[Exercise prompt]
Copy out each line of the material below that holds the string "территории".
____ Extracted entries
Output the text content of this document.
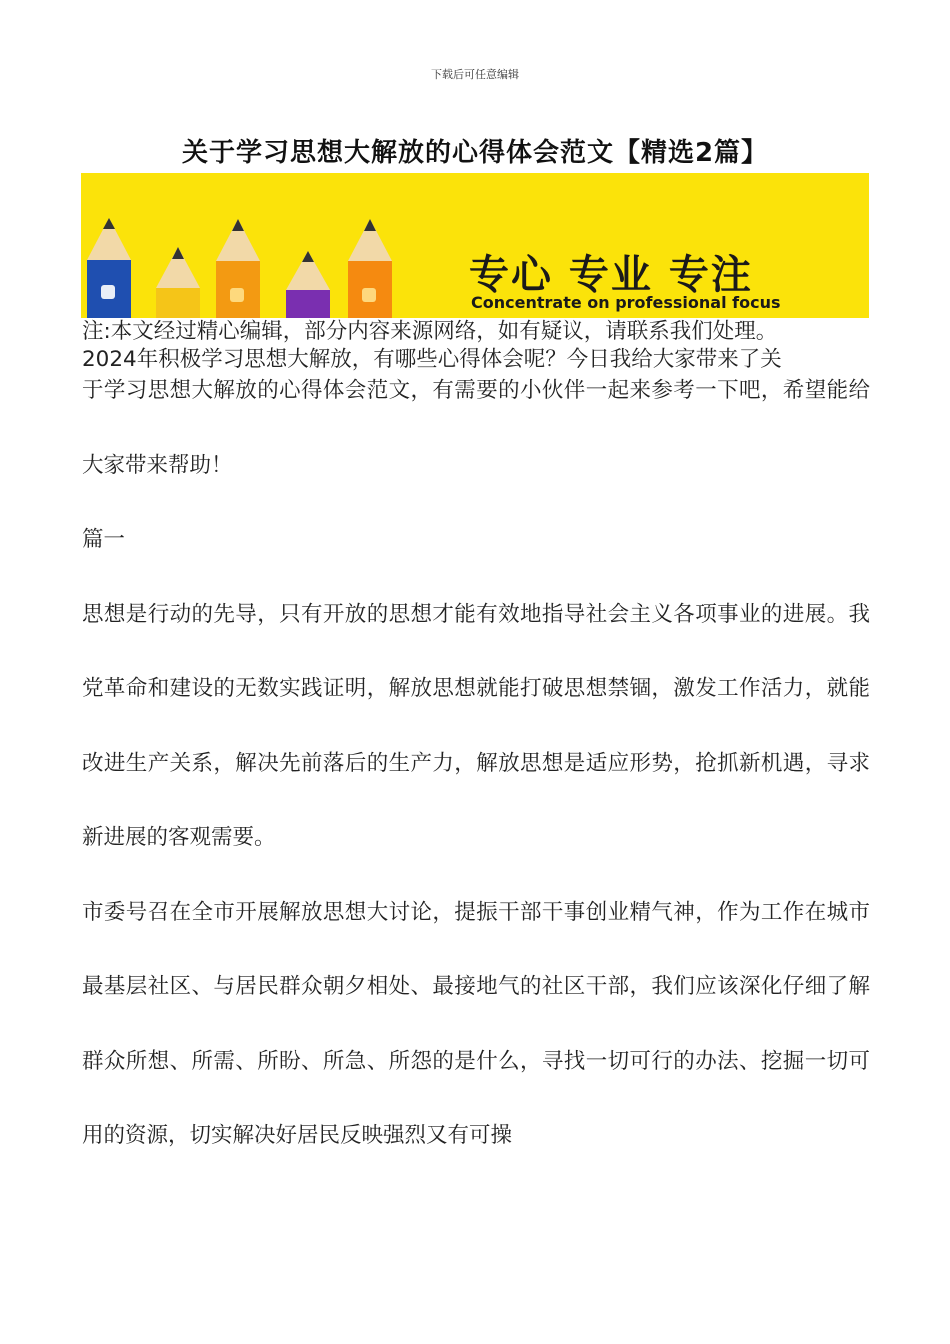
下载后可任意编辑
关于学习思想大解放的心得体会范文【精选2篇】
专心 专业 专注
Concentrate on professional focus

注:本文经过精心编辑，部分内容来源网络，如有疑议，请联系我们处理。

2024年积极学习思想大解放，有哪些心得体会呢？今日我给大家带来了关

于学习思想大解放的心得体会范文，有需要的小伙伴一起来参考一下吧，希望能给大家带来帮助！

篇一

思想是行动的先导，只有开放的思想才能有效地指导社会主义各项事业的进展。我党革命和建设的无数实践证明，解放思想就能打破思想禁锢，激发工作活力，就能改进生产关系，解决先前落后的生产力，解放思想是适应形势，抢抓新机遇，寻求新进展的客观需要。

市委号召在全市开展解放思想大讨论，提振干部干事创业精气神，作为工作在城市最基层社区、与居民群众朝夕相处、最接地气的社区干部，我们应该深化仔细了解群众所想、所需、所盼、所急、所怨的是什么，寻找一切可行的办法、挖掘一切可用的资源，切实解决好居民反映强烈又有可操
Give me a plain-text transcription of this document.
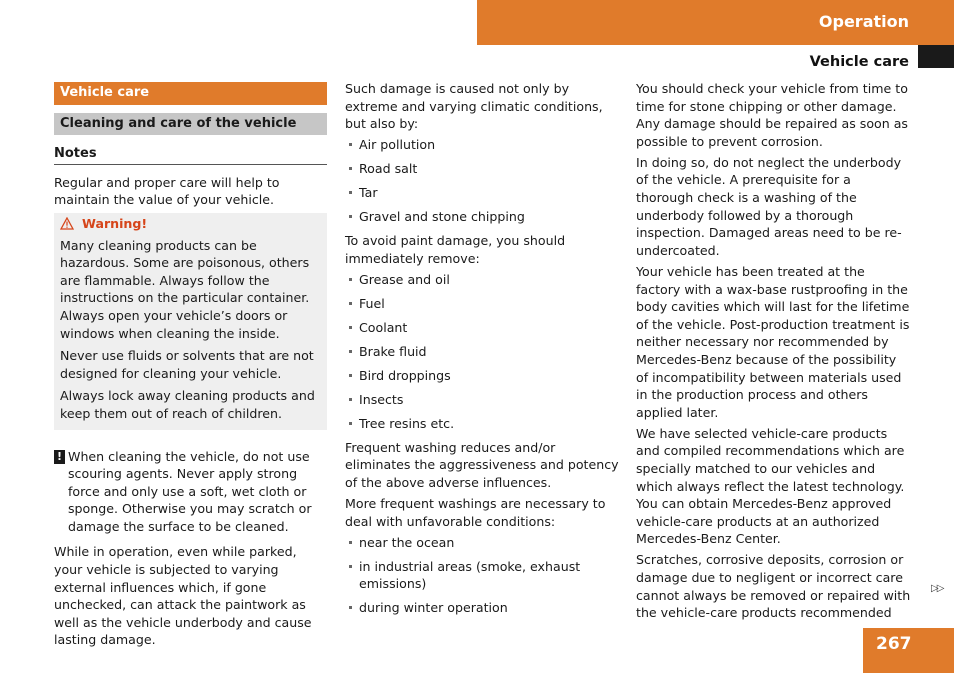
Operation
Vehicle care
Vehicle care
Cleaning and care of the vehicle
Notes

Regular and proper care will help to maintain the value of your vehicle.

Warning!

Many cleaning products can be hazardous. Some are poisonous, others are flammable. Always follow the instructions on the particular container. Always open your vehicle’s doors or windows when cleaning the inside.

Never use fluids or solvents that are not designed for cleaning your vehicle.

Always lock away cleaning products and keep them out of reach of children.

! When cleaning the vehicle, do not use scouring agents. Never apply strong force and only use a soft, wet cloth or sponge. Otherwise you may scratch or damage the surface to be cleaned.

While in operation, even while parked, your vehicle is subjected to varying external influences which, if gone unchecked, can attack the paintwork as well as the vehicle underbody and cause lasting damage.

Such damage is caused not only by extreme and varying climatic conditions, but also by:

Air pollution
Road salt
Tar
Gravel and stone chipping

To avoid paint damage, you should immediately remove:

Grease and oil
Fuel
Coolant
Brake fluid
Bird droppings
Insects
Tree resins etc.

Frequent washing reduces and/or eliminates the aggressiveness and potency of the above adverse influences.

More frequent washings are necessary to deal with unfavorable conditions:

near the ocean
in industrial areas (smoke, exhaust emissions)
during winter operation

You should check your vehicle from time to time for stone chipping or other damage. Any damage should be repaired as soon as possible to prevent corrosion.

In doing so, do not neglect the underbody of the vehicle. A prerequisite for a thorough check is a washing of the underbody followed by a thorough inspection. Damaged areas need to be re-undercoated.

Your vehicle has been treated at the factory with a wax-base rustproofing in the body cavities which will last for the lifetime of the vehicle. Post-production treatment is neither necessary nor recommended by Mercedes-Benz because of the possibility of incompatibility between materials used in the production process and others applied later.

We have selected vehicle-care products and compiled recommendations which are specially matched to our vehicles and which always reflect the latest technology. You can obtain Mercedes-Benz approved vehicle-care products at an authorized Mercedes-Benz Center.

Scratches, corrosive deposits, corrosion or damage due to negligent or incorrect care cannot always be removed or repaired with the vehicle-care products recommended

▷▷
267
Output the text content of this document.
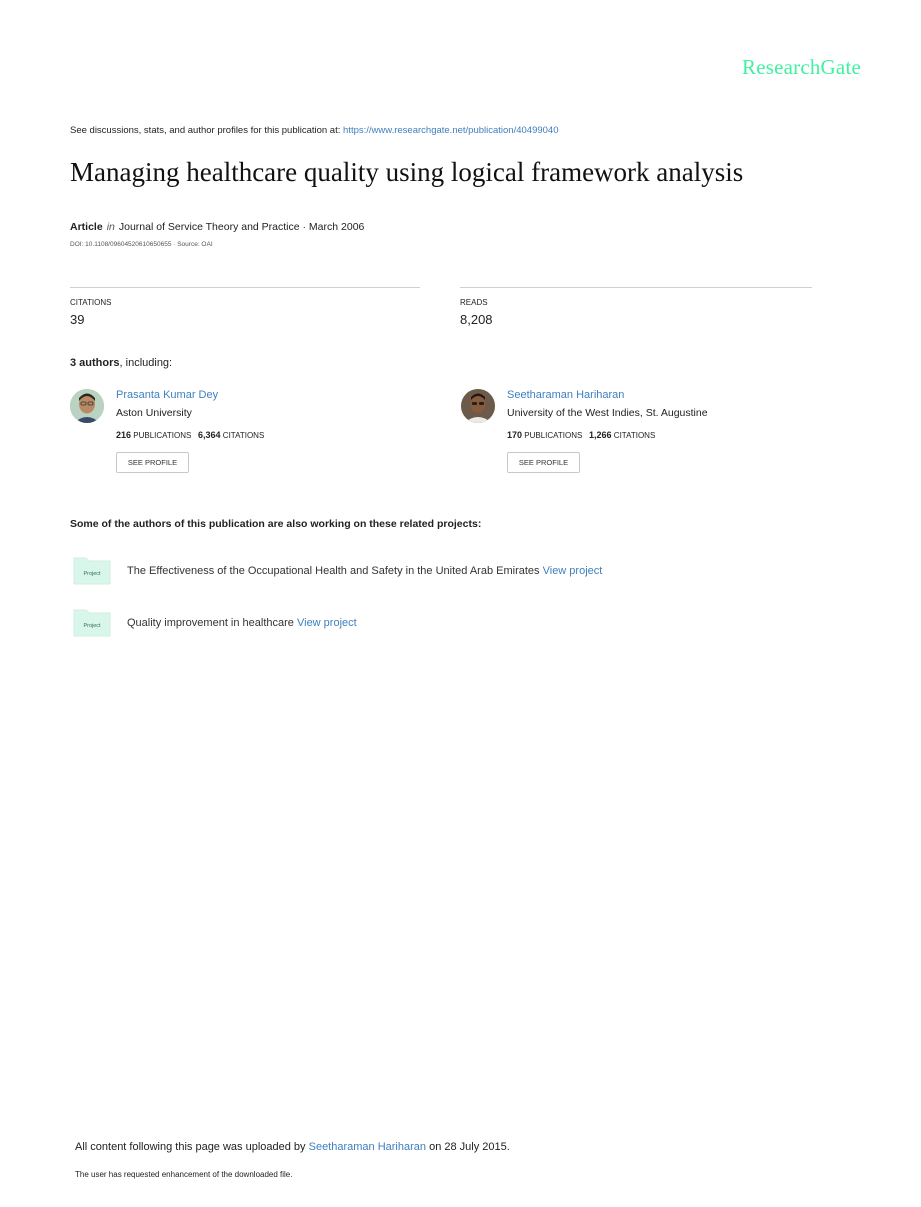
ResearchGate
See discussions, stats, and author profiles for this publication at: https://www.researchgate.net/publication/40499040
Managing healthcare quality using logical framework analysis
Article in Journal of Service Theory and Practice · March 2006
DOI: 10.1108/09604520610650655 · Source: OAI
CITATIONS
39
READS
8,208
3 authors, including:
Prasanta Kumar Dey
Aston University
216 PUBLICATIONS 6,364 CITATIONS
SEE PROFILE
Seetharaman Hariharan
University of the West Indies, St. Augustine
170 PUBLICATIONS 1,266 CITATIONS
SEE PROFILE
Some of the authors of this publication are also working on these related projects:
Project The Effectiveness of the Occupational Health and Safety in the United Arab Emirates View project
Project Quality improvement in healthcare View project
All content following this page was uploaded by Seetharaman Hariharan on 28 July 2015.
The user has requested enhancement of the downloaded file.
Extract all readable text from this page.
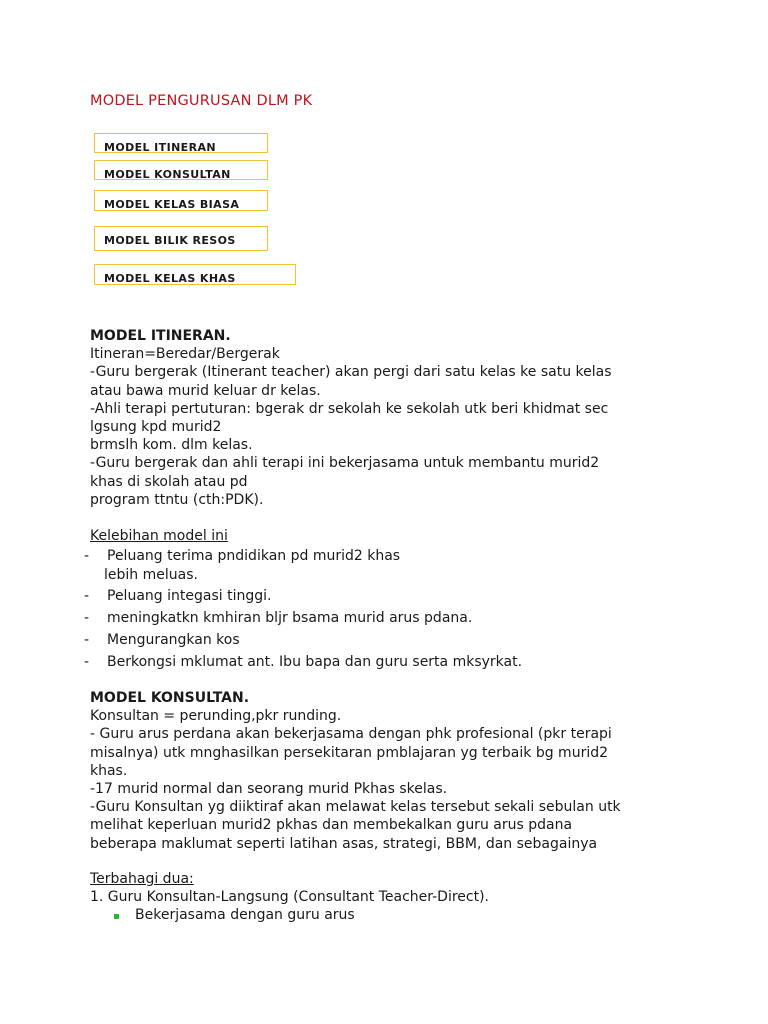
MODEL PENGURUSAN DLM PK
MODEL ITINERAN
MODEL KONSULTAN
MODEL KELAS BIASA
MODEL BILIK RESOS
MODEL KELAS KHAS
MODEL ITINERAN.
Itineran=Beredar/Bergerak
-Guru bergerak (Itinerant teacher) akan pergi dari satu kelas ke satu kelas
atau bawa murid keluar dr kelas.
-Ahli terapi pertuturan: bgerak dr sekolah ke sekolah utk beri khidmat sec
lgsung kpd murid2
brmslh kom. dlm kelas.
-Guru bergerak dan ahli terapi ini bekerjasama untuk membantu murid2
khas di skolah atau pd
program ttntu (cth:PDK).
Kelebihan model ini
- Peluang terima pndidikan pd murid2 khas
lebih meluas.
- Peluang integasi tinggi.
- meningkatkn kmhiran bljr bsama murid arus pdana.
- Mengurangkan kos
- Berkongsi mklumat ant. Ibu bapa dan guru serta mksyrkat.
MODEL KONSULTAN.
Konsultan = perunding,pkr runding.
- Guru arus perdana akan bekerjasama dengan phk profesional (pkr terapi
misalnya) utk mnghasilkan persekitaran pmblajaran yg terbaik bg murid2
khas.
-17 murid normal dan seorang murid Pkhas skelas.
-Guru Konsultan yg diiktiraf akan melawat kelas tersebut sekali sebulan utk
melihat keperluan murid2 pkhas dan membekalkan guru arus pdana
beberapa maklumat seperti latihan asas, strategi, BBM, dan sebagainya
Terbahagi dua:
1. Guru Konsultan-Langsung (Consultant Teacher-Direct).
Bekerjasama dengan guru arus
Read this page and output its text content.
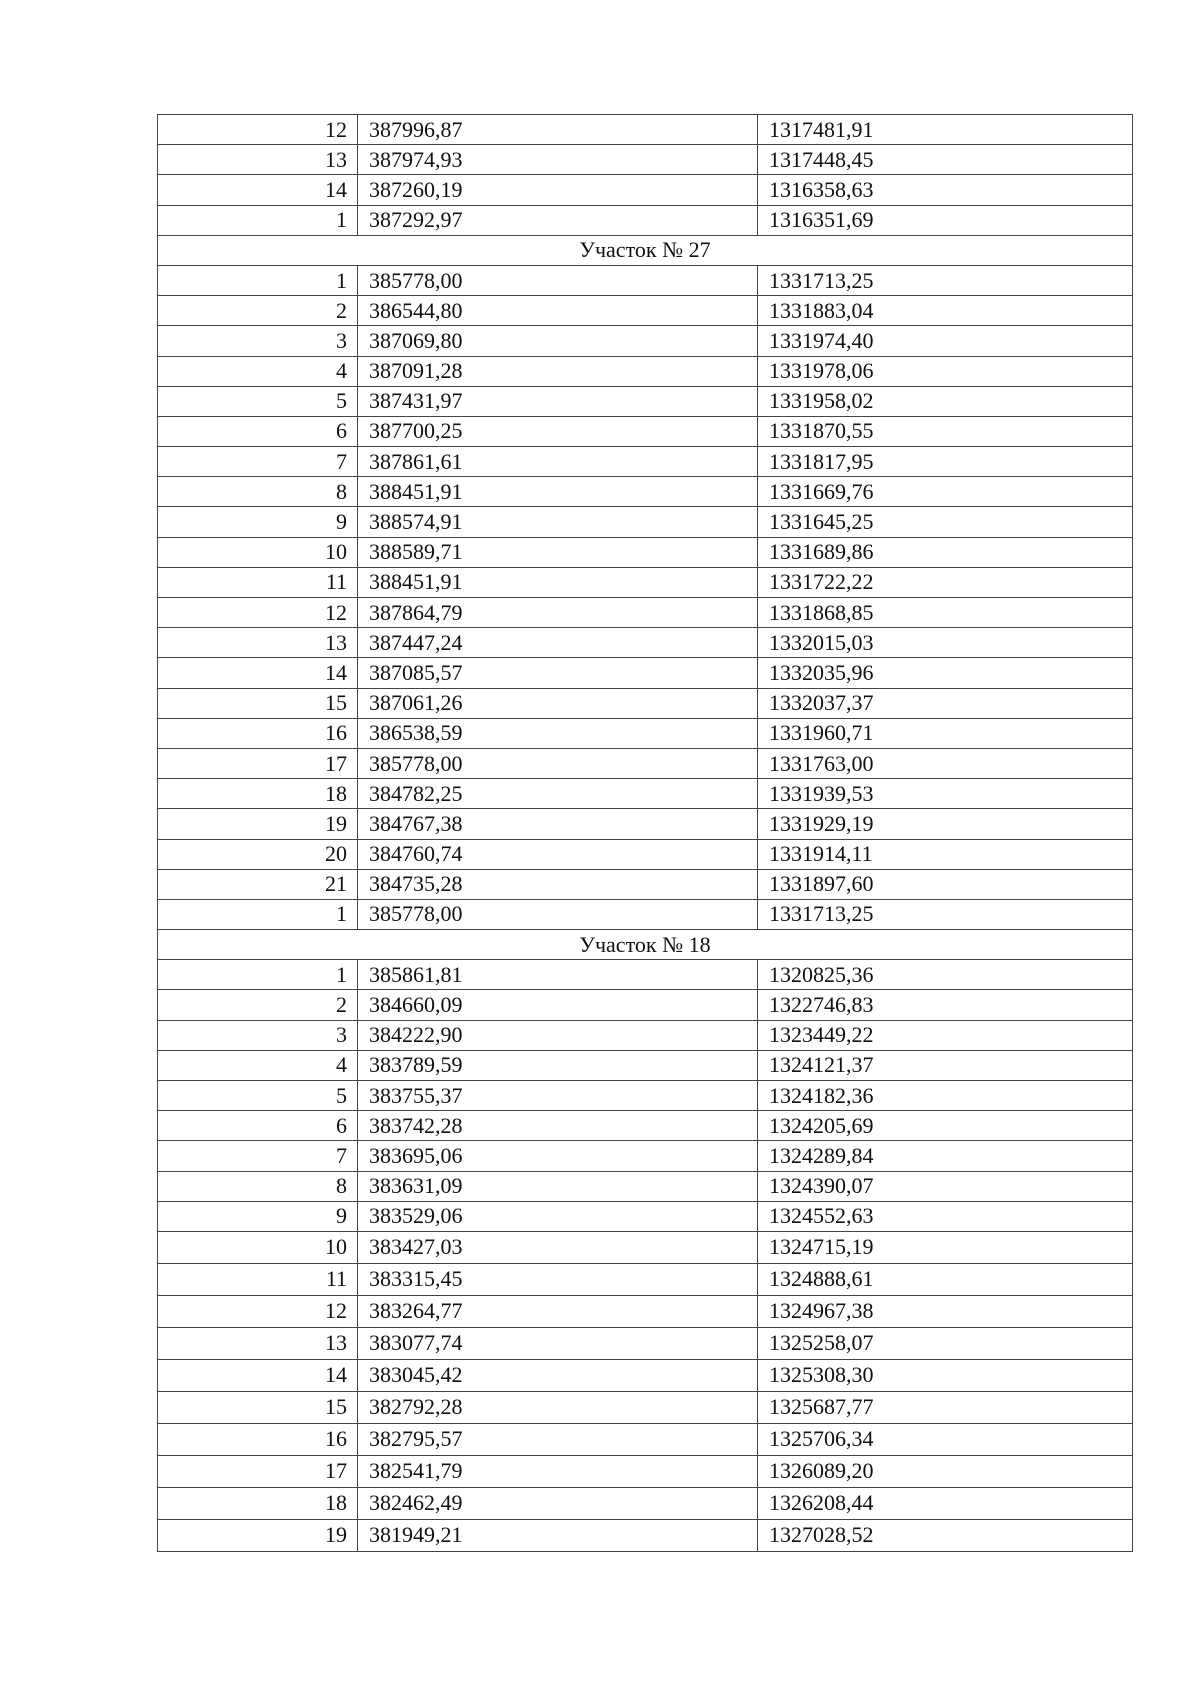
12	387996,87	1317481,91
13	387974,93	1317448,45
14	387260,19	1316358,63
1	387292,97	1316351,69
Участок № 27		
1	385778,00	1331713,25
2	386544,80	1331883,04
3	387069,80	1331974,40
4	387091,28	1331978,06
5	387431,97	1331958,02
6	387700,25	1331870,55
7	387861,61	1331817,95
8	388451,91	1331669,76
9	388574,91	1331645,25
10	388589,71	1331689,86
11	388451,91	1331722,22
12	387864,79	1331868,85
13	387447,24	1332015,03
14	387085,57	1332035,96
15	387061,26	1332037,37
16	386538,59	1331960,71
17	385778,00	1331763,00
18	384782,25	1331939,53
19	384767,38	1331929,19
20	384760,74	1331914,11
21	384735,28	1331897,60
1	385778,00	1331713,25
Участок № 18		
1	385861,81	1320825,36
2	384660,09	1322746,83
3	384222,90	1323449,22
4	383789,59	1324121,37
5	383755,37	1324182,36
6	383742,28	1324205,69
7	383695,06	1324289,84
8	383631,09	1324390,07
9	383529,06	1324552,63
10	383427,03	1324715,19
11	383315,45	1324888,61
12	383264,77	1324967,38
13	383077,74	1325258,07
14	383045,42	1325308,30
15	382792,28	1325687,77
16	382795,57	1325706,34
17	382541,79	1326089,20
18	382462,49	1326208,44
19	381949,21	1327028,52
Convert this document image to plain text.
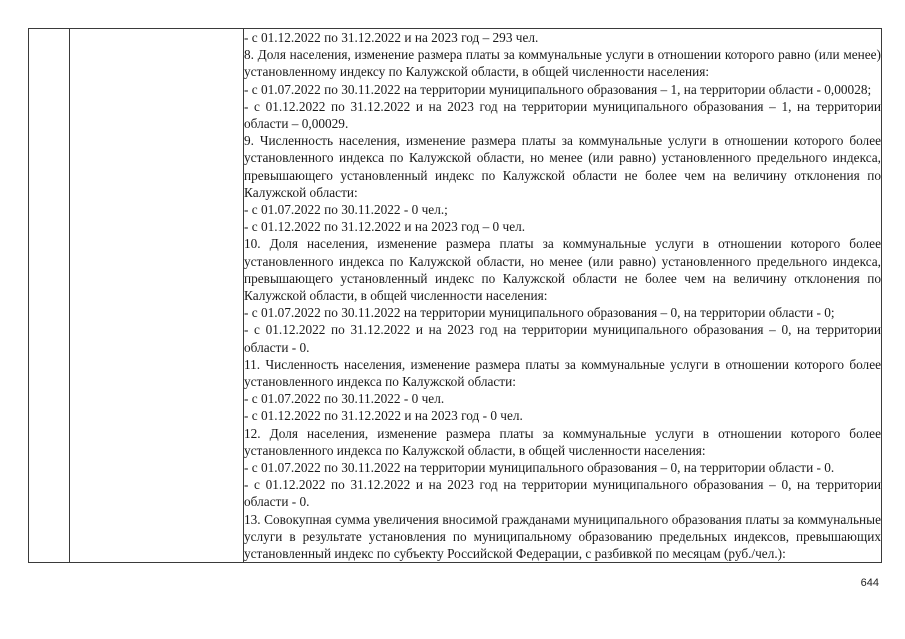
- с 01.12.2022 по 31.12.2022 и на 2023 год – 293 чел.

8. Доля населения, изменение размера платы за коммунальные услуги в отношении которого равно (или менее) установленному индексу по Калужской области, в общей численности населения:

- с 01.07.2022 по 30.11.2022 на территории муниципального образования – 1, на территории области - 0,00028;

- с 01.12.2022 по 31.12.2022 и на 2023 год на территории муниципального образования – 1, на территории области – 0,00029.

9. Численность населения, изменение размера платы за коммунальные услуги в отношении которого более установленного индекса по Калужской области, но менее (или равно) установленного предельного индекса, превышающего установленный индекс по Калужской области не более чем на величину отклонения по Калужской области:

- с 01.07.2022 по 30.11.2022 - 0 чел.;

- с 01.12.2022 по 31.12.2022 и на 2023 год – 0 чел.

10. Доля населения, изменение размера платы за коммунальные услуги в отношении которого более установленного индекса по Калужской области, но менее (или равно) установленного предельного индекса, превышающего установленный индекс по Калужской области не более чем на величину отклонения по Калужской области, в общей численности населения:

- с 01.07.2022 по 30.11.2022 на территории муниципального образования – 0, на территории области - 0;

- с 01.12.2022 по 31.12.2022 и на 2023 год на территории муниципального образования – 0, на территории области - 0.

11. Численность населения, изменение размера платы за коммунальные услуги в отношении которого более установленного индекса по Калужской области:

- с 01.07.2022 по 30.11.2022 - 0 чел.

- с 01.12.2022 по 31.12.2022 и на 2023 год - 0 чел.

12. Доля населения, изменение размера платы за коммунальные услуги в отношении которого более установленного индекса по Калужской области, в общей численности населения:

- с 01.07.2022 по 30.11.2022 на территории муниципального образования – 0, на территории области - 0.

- с 01.12.2022 по 31.12.2022 и на 2023 год на территории муниципального образования – 0, на территории области - 0.

13. Совокупная сумма увеличения вносимой гражданами муниципального образования платы за коммунальные услуги в результате установления по муниципальному образованию предельных индексов, превышающих установленный индекс по субъекту Российской Федерации, с разбивкой по месяцам (руб./чел.):

644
________
[Answer for this exercise]
- с 01.07.2022 по 30.11.2022 на территории муниципального образования – 1, на территории области - 0,00028;
- с 01.12.2022 по 31.12.2022 и на 2023 год на территории муниципального образования – 1, на территории области – 0,00029.
- с 01.07.2022 по 30.11.2022 на территории муниципального образования – 0, на территории области - 0;
- с 01.12.2022 по 31.12.2022 и на 2023 год на территории муниципального образования – 0, на территории области - 0.
- с 01.07.2022 по 30.11.2022 на территории муниципального образования – 0, на территории области - 0.
- с 01.12.2022 по 31.12.2022 и на 2023 год на территории муниципального образования – 0, на территории области - 0.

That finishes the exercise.